Entries from a dataset:

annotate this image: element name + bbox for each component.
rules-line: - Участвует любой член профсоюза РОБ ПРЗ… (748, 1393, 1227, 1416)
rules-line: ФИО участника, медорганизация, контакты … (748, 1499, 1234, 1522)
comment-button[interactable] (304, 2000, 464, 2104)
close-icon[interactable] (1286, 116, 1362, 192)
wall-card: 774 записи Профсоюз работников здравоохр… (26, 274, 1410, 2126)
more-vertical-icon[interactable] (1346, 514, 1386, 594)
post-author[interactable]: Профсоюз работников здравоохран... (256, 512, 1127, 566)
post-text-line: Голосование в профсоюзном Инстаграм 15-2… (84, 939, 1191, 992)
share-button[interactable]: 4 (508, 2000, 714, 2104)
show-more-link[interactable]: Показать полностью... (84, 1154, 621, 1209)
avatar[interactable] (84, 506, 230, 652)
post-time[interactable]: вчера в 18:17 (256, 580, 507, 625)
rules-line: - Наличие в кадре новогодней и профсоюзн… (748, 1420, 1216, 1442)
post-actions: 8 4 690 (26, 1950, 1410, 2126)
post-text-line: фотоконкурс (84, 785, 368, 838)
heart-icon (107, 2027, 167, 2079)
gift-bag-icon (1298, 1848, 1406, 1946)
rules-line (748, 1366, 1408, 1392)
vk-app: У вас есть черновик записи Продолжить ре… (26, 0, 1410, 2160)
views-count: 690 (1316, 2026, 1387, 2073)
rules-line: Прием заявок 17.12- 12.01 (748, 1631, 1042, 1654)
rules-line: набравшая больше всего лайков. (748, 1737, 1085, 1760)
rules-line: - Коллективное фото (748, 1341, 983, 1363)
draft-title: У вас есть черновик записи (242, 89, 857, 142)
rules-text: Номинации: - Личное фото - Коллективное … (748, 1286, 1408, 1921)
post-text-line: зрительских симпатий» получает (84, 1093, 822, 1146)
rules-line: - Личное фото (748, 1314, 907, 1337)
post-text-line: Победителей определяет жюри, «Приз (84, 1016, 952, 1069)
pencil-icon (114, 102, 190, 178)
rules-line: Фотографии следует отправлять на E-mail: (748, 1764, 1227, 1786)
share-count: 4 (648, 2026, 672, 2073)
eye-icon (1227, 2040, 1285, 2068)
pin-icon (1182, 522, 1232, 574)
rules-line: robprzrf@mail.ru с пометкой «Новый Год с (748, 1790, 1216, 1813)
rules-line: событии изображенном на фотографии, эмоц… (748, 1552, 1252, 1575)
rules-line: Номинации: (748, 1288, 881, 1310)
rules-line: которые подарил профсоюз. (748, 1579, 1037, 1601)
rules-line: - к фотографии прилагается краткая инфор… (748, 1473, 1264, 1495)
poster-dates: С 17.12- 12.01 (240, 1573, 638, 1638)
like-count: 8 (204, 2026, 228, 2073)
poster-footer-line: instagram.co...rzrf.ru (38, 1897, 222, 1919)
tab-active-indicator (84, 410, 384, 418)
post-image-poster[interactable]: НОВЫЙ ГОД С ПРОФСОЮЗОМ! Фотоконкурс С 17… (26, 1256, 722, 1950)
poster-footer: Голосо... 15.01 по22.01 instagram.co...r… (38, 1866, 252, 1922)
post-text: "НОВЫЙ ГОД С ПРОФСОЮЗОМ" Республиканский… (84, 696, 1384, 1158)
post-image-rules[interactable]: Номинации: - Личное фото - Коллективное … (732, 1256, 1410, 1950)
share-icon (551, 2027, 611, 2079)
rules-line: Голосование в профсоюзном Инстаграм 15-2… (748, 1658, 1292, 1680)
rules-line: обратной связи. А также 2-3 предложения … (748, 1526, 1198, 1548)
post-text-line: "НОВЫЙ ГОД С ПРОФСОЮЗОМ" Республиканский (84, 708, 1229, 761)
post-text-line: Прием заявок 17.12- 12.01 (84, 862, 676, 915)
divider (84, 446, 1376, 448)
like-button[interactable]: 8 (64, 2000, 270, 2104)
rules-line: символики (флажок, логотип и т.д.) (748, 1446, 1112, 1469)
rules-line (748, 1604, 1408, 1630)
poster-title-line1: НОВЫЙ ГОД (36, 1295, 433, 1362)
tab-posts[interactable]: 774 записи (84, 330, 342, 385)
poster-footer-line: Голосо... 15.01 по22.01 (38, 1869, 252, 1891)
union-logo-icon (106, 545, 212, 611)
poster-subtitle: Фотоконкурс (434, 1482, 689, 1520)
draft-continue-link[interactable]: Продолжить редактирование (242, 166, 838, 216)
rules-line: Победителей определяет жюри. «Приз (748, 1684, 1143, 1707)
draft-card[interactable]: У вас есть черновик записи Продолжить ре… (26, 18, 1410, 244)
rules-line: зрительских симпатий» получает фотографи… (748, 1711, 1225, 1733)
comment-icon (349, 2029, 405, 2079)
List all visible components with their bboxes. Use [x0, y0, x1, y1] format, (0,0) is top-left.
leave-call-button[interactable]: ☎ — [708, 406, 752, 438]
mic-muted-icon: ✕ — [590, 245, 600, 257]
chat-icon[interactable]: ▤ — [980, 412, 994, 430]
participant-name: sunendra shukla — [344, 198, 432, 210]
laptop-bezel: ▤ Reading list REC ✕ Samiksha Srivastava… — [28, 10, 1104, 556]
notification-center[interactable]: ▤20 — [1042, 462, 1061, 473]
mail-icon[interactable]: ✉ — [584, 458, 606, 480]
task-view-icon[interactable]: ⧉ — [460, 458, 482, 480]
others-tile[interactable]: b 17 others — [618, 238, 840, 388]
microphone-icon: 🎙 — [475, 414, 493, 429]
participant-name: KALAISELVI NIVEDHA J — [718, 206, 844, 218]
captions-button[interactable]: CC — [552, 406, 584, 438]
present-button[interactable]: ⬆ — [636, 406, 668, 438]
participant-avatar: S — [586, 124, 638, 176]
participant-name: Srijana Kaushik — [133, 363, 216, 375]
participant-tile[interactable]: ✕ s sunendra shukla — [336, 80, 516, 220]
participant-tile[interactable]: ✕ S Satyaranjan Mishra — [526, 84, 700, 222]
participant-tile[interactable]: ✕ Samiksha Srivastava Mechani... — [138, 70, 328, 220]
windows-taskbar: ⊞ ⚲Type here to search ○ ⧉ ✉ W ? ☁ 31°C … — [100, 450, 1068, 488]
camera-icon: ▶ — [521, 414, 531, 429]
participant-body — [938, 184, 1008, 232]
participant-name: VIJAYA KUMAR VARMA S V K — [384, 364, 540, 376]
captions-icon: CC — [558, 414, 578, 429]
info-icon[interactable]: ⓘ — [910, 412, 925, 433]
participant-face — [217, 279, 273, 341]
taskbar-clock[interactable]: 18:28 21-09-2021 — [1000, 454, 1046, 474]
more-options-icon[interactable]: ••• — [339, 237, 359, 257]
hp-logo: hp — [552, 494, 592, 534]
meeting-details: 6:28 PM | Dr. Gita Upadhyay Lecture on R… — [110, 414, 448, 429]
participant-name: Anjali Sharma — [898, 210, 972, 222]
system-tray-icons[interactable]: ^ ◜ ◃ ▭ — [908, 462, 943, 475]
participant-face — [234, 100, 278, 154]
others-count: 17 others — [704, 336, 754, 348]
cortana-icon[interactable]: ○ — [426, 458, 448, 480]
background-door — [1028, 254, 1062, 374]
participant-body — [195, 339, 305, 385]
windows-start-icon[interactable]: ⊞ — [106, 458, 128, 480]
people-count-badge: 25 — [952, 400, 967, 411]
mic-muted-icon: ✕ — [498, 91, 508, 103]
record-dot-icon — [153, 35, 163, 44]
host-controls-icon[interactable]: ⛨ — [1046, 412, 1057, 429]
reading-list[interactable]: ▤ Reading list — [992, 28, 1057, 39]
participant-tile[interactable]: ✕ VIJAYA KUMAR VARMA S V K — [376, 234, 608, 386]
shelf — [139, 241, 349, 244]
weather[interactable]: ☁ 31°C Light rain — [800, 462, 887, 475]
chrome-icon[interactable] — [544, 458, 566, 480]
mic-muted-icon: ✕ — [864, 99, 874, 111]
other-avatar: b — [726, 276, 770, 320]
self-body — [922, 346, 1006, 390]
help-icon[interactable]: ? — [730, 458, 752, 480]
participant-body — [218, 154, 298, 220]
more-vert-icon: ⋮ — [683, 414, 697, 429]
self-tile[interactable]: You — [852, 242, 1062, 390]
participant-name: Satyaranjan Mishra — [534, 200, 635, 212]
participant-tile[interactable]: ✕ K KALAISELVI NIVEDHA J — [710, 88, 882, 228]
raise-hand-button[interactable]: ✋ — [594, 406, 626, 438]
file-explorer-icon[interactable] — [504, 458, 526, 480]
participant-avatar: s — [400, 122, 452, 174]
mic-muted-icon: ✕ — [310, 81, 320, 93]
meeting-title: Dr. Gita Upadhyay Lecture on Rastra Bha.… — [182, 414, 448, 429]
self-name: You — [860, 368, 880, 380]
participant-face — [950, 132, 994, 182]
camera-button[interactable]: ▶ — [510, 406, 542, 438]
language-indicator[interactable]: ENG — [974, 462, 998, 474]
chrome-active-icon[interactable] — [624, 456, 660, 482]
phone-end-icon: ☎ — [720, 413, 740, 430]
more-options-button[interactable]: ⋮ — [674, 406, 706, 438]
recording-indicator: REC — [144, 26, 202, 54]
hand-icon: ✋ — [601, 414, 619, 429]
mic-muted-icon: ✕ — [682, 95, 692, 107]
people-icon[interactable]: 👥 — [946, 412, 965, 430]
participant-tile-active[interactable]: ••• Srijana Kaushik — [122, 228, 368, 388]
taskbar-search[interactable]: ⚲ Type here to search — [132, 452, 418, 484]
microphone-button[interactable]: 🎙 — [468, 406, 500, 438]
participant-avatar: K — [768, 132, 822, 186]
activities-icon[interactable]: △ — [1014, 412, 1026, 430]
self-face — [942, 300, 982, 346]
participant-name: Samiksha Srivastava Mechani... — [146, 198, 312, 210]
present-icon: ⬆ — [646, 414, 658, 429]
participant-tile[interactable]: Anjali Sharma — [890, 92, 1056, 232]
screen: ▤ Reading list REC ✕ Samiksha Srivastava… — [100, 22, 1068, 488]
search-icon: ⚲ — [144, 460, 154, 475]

_TASK TO CARRY OUT:_
Reproduce verbatim every line from the start of the items through the line containing "pencil-icon (114, 102, 190, 178)", including that line.

_FULL RESPONSE:_
annotate this image: element name + bbox for each component.
rules-line: - Участвует любой член профсоюза РОБ ПРЗ… (748, 1393, 1227, 1416)
rules-line: ФИО участника, медорганизация, контакты … (748, 1499, 1234, 1522)
comment-button[interactable] (304, 2000, 464, 2104)
close-icon[interactable] (1286, 116, 1362, 192)
wall-card: 774 записи Профсоюз работников здравоохр… (26, 274, 1410, 2126)
more-vertical-icon[interactable] (1346, 514, 1386, 594)
post-author[interactable]: Профсоюз работников здравоохран... (256, 512, 1127, 566)
post-text-line: Голосование в профсоюзном Инстаграм 15-2… (84, 939, 1191, 992)
share-button[interactable]: 4 (508, 2000, 714, 2104)
show-more-link[interactable]: Показать полностью... (84, 1154, 621, 1209)
avatar[interactable] (84, 506, 230, 652)
post-time[interactable]: вчера в 18:17 (256, 580, 507, 625)
rules-line: - Наличие в кадре новогодней и профсоюзн… (748, 1420, 1216, 1442)
post-actions: 8 4 690 (26, 1950, 1410, 2126)
post-text-line: фотоконкурс (84, 785, 368, 838)
heart-icon (107, 2027, 167, 2079)
gift-bag-icon (1298, 1848, 1406, 1946)
rules-line (748, 1366, 1408, 1392)
vk-app: У вас есть черновик записи Продолжить ре… (26, 0, 1410, 2160)
views-count: 690 (1316, 2026, 1387, 2073)
rules-line: Прием заявок 17.12- 12.01 (748, 1631, 1042, 1654)
rules-line: набравшая больше всего лайков. (748, 1737, 1085, 1760)
rules-line: - Коллективное фото (748, 1341, 983, 1363)
draft-title: У вас есть черновик записи (242, 89, 857, 142)
rules-text: Номинации: - Личное фото - Коллективное … (748, 1286, 1408, 1921)
post-text-line: зрительских симпатий» получает (84, 1093, 822, 1146)
rules-line: - Личное фото (748, 1314, 907, 1337)
post-text-line: Победителей определяет жюри, «Приз (84, 1016, 952, 1069)
pencil-icon (114, 102, 190, 178)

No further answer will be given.